PROBLEM TO SOLVE:
Locate the word "Imports" in the data below, then copy every line that holds it.

+--

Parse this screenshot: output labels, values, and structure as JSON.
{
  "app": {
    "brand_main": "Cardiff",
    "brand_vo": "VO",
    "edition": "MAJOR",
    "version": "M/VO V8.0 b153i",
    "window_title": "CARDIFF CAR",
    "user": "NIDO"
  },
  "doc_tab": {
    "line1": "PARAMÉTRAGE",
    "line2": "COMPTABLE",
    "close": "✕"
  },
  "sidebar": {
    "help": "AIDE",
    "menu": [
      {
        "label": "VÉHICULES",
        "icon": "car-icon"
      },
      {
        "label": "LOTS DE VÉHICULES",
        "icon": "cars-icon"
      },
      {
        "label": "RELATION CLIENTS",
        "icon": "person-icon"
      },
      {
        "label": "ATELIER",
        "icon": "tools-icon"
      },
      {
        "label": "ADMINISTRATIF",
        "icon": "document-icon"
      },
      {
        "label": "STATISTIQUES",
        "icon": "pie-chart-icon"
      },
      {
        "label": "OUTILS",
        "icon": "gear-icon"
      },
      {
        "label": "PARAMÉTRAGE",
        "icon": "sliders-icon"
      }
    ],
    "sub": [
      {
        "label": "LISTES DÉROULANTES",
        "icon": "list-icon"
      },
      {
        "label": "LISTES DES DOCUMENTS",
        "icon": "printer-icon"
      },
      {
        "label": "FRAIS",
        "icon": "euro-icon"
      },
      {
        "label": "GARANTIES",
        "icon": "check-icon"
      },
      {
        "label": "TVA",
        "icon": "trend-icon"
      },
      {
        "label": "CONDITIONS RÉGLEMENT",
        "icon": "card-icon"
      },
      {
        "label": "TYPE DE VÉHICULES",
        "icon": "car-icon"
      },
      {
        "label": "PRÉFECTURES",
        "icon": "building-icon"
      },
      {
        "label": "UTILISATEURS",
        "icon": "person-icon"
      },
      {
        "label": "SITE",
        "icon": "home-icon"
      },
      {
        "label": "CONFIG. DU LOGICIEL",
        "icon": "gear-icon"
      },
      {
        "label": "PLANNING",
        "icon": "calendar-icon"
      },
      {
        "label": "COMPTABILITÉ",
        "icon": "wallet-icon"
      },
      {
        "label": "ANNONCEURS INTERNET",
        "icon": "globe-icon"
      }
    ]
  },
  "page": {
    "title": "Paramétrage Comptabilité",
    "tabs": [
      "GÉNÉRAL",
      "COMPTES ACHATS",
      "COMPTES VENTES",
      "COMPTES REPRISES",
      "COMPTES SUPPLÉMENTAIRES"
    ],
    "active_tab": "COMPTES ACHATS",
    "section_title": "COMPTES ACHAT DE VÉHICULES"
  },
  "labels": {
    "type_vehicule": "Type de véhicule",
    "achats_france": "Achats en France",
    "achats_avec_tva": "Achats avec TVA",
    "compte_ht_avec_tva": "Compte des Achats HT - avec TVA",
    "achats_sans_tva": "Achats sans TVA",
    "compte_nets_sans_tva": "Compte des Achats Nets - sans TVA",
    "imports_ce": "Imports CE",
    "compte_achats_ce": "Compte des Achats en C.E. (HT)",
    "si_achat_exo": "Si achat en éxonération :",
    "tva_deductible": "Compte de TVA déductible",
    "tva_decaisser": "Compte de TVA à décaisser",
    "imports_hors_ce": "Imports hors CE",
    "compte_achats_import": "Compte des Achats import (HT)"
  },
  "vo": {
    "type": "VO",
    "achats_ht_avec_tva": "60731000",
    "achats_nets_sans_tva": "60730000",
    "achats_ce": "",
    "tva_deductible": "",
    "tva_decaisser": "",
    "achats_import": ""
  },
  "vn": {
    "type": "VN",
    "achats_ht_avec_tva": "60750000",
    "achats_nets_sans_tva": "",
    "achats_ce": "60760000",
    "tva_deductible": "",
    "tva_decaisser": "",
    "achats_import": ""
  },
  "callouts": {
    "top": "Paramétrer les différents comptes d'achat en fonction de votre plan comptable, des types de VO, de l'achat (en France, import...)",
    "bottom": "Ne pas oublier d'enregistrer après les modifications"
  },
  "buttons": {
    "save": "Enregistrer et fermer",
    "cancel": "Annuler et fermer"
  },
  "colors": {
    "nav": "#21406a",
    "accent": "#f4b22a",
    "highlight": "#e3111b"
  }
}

+--

SOLUTION TO THE EXERCISE:
    "imports_ce": "Imports CE",
    "imports_hors_ce": "Imports hors CE",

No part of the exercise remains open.